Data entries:

+--

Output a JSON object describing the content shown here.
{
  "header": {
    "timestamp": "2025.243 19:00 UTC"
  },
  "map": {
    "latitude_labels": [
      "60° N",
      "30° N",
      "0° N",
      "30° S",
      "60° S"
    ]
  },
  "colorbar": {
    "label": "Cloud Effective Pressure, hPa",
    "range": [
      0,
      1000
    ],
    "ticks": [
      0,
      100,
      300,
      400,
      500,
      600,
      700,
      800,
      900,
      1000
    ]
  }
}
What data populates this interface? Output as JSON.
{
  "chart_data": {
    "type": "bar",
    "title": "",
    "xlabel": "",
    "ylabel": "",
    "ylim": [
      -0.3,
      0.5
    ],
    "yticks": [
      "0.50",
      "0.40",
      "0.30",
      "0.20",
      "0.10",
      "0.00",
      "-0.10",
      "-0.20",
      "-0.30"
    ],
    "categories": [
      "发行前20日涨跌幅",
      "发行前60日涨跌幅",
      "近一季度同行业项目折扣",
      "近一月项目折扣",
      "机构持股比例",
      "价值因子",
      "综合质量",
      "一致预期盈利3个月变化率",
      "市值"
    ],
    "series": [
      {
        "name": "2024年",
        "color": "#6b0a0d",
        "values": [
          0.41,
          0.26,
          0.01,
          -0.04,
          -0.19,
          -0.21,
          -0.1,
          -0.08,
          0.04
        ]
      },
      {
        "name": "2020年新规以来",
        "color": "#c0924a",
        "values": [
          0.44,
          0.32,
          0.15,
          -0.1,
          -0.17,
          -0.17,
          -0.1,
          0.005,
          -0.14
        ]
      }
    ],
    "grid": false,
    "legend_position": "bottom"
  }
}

+--

▸ Your goal: State the number of lines in the records that include "Output", and write nothing else.

▸ Completed exercise: 2